RECORDS FOR THIS TASK »
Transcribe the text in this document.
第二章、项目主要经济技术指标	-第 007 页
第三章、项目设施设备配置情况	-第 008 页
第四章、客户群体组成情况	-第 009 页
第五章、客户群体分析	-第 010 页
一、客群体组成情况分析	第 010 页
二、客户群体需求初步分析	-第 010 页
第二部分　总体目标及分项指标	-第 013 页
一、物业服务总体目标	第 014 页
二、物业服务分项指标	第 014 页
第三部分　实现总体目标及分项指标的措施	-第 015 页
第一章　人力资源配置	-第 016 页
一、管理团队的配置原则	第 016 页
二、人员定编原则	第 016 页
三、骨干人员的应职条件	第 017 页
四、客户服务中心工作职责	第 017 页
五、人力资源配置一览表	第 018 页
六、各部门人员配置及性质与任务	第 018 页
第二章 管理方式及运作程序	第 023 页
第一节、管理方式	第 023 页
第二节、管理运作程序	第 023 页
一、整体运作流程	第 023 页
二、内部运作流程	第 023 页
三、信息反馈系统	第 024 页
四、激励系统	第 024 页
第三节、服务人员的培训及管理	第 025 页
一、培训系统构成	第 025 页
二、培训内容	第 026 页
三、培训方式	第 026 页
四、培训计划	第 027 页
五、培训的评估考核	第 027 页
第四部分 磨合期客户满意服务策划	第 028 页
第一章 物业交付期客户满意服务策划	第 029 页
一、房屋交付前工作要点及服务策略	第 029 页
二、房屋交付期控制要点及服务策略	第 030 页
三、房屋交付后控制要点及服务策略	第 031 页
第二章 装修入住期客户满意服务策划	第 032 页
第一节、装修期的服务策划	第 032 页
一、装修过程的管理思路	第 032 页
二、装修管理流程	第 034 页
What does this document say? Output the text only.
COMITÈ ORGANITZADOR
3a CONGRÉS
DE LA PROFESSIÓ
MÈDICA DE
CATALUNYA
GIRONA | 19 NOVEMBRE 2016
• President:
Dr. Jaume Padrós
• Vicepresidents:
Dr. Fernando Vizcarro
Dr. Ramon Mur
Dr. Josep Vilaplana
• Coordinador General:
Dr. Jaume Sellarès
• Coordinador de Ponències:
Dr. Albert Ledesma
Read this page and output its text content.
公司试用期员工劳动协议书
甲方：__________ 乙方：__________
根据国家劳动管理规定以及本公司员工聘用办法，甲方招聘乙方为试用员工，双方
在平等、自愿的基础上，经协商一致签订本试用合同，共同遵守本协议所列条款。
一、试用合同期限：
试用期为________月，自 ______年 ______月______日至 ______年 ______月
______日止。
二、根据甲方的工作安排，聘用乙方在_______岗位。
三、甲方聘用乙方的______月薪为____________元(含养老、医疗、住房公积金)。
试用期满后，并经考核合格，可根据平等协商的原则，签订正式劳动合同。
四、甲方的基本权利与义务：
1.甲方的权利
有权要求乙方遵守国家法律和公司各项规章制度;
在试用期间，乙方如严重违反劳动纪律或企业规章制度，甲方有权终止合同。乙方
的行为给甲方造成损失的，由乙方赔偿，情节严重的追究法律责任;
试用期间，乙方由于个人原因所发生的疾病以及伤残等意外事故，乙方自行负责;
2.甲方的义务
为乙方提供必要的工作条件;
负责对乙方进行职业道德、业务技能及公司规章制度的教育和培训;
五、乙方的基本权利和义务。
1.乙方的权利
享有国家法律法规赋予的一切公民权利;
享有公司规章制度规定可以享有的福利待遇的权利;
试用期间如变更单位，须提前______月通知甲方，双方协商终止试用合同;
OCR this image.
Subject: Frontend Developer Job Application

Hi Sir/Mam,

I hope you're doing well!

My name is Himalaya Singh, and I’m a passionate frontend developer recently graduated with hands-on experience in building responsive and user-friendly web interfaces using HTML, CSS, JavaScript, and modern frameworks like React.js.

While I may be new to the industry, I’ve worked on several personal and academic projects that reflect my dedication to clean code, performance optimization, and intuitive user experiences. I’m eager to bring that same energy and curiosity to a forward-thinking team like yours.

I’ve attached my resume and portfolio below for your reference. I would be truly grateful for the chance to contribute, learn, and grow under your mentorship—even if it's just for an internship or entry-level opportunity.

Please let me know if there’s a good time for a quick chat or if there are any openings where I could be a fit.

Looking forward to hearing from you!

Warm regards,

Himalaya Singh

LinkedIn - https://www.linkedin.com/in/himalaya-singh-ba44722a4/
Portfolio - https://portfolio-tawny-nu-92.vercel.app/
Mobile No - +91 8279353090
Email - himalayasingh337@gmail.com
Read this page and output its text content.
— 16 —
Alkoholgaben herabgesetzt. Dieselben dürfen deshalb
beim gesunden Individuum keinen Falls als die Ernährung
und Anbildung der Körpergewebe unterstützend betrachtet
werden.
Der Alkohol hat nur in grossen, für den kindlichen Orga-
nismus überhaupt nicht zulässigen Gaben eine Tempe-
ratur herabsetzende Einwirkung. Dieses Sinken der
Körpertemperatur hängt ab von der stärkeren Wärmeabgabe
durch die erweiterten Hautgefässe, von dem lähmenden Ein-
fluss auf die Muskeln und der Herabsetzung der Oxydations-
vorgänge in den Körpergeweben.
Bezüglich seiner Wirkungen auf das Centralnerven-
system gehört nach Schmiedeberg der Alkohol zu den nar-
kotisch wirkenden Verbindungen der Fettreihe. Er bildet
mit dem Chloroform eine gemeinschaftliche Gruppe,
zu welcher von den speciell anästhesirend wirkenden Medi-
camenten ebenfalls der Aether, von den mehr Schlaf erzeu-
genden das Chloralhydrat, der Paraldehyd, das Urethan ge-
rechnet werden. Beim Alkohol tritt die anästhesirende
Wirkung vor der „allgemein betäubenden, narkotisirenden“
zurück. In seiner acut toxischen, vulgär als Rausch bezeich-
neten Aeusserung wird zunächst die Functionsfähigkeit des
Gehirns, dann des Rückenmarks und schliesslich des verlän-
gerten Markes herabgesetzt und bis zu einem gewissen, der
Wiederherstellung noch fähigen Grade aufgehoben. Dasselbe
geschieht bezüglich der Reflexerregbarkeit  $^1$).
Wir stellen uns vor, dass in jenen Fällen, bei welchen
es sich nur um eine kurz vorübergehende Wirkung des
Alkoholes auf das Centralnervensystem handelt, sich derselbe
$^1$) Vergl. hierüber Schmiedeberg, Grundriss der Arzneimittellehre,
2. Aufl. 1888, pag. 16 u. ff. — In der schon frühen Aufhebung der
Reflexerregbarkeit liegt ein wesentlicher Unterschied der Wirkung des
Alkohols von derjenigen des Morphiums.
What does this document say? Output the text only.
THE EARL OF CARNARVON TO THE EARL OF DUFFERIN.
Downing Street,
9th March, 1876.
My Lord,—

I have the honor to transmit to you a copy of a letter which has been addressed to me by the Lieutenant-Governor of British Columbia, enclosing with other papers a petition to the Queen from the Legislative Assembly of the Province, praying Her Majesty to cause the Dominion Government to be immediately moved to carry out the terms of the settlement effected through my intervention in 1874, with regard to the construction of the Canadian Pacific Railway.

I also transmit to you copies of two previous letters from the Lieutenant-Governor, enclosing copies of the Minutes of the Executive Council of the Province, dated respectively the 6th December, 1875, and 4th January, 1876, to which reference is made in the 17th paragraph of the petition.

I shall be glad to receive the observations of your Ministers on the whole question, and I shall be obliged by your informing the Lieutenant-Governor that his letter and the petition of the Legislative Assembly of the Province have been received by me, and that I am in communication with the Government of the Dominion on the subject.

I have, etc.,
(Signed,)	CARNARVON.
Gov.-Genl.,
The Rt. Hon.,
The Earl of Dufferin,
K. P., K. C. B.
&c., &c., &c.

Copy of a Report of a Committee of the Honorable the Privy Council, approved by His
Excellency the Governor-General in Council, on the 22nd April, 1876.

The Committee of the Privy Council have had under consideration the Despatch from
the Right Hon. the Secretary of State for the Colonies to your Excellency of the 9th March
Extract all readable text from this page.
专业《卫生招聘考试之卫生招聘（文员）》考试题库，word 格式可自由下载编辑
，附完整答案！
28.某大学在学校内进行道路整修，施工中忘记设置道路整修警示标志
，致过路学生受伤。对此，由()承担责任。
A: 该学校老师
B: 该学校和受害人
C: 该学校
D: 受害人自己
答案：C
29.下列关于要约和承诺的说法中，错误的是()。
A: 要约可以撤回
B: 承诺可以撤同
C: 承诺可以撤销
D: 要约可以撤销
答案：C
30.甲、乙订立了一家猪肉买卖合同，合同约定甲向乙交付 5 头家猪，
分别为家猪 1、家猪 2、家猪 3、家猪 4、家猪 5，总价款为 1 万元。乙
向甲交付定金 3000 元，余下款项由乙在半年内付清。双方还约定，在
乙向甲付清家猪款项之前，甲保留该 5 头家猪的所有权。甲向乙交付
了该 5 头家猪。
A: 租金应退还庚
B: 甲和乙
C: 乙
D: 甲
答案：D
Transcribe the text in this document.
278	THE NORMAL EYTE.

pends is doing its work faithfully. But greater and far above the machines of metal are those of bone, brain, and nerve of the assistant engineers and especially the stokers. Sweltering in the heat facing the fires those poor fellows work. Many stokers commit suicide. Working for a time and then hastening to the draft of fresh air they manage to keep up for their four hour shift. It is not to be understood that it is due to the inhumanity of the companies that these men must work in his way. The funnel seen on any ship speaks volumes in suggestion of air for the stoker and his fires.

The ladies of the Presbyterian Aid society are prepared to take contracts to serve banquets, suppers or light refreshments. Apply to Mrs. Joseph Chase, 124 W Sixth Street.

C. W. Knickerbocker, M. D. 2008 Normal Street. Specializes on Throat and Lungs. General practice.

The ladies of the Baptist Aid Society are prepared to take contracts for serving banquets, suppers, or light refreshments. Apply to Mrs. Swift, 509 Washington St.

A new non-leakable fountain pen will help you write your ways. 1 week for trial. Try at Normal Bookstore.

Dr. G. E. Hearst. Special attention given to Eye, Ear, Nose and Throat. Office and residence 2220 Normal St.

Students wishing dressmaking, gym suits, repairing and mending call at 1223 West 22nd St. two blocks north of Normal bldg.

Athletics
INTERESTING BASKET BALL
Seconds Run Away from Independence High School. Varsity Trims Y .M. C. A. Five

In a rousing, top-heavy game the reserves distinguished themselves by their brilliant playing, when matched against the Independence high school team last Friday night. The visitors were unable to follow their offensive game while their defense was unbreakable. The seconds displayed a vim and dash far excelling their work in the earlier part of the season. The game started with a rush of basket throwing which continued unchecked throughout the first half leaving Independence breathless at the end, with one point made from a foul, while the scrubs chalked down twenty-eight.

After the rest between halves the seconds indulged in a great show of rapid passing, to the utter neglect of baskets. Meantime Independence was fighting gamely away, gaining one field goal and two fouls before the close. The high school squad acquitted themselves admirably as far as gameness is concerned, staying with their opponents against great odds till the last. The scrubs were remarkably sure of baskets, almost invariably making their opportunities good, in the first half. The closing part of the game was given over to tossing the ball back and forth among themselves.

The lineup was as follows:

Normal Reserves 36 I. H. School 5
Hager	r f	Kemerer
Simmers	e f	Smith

STATED TASK » Look through the entries above and list every line containing "good".

RESPONSE TO THE TASK »
Please let me know if there’s a good time for a quick chat or if there are any openings where I could be a fit.
After the rest between halves the seconds indulged in a great show of rapid passing, to the utter neglect of baskets. Meantime Independence was fighting gamely away, gaining one field goal and two fouls before the close. The high school squad acquitted themselves admirably as far as gameness is concerned, staying with their opponents against great odds till the last. The scrubs were remarkably sure of baskets, almost invariably making their opportunities good, in the first half. The closing part of the game was given over to tossing the ball back and forth among themselves.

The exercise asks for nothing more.